Saved entries:
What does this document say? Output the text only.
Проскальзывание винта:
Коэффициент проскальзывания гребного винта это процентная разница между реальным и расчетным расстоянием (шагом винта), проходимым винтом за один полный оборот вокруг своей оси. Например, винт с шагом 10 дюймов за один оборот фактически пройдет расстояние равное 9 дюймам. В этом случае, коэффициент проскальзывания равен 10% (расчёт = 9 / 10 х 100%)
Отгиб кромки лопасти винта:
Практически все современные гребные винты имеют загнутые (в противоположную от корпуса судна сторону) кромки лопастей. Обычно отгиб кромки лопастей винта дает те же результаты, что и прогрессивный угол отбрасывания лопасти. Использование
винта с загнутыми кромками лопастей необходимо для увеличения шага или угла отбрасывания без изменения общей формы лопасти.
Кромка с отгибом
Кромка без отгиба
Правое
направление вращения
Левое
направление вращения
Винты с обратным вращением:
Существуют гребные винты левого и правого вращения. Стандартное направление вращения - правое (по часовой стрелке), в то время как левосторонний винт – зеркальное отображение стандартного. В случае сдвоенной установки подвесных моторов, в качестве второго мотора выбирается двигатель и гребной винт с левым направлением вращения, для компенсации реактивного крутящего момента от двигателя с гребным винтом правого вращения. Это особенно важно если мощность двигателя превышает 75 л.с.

● Exercise: Above are the records. Copy every line in them holding "винтом".

● Exercise output:
Коэффициент проскальзывания гребного винта это процентная разница между реальным и расчетным расстоянием (шагом винта), проходимым винтом за один полный оборот вокруг своей оси. Например, винт с шагом 10 дюймов за один оборот фактически пройдет расстояние равное 9 дюймам. В этом случае, коэффициент проскальзывания равен 10% (расчёт = 9 / 10 х 100%)
Существуют гребные винты левого и правого вращения. Стандартное направление вращения - правое (по часовой стрелке), в то время как левосторонний винт – зеркальное отображение стандартного. В случае сдвоенной установки подвесных моторов, в качестве второго мотора выбирается двигатель и гребной винт с левым направлением вращения, для компенсации реактивного крутящего момента от двигателя с гребным винтом правого вращения. Это особенно важно если мощность двигателя превышает 75 л.с.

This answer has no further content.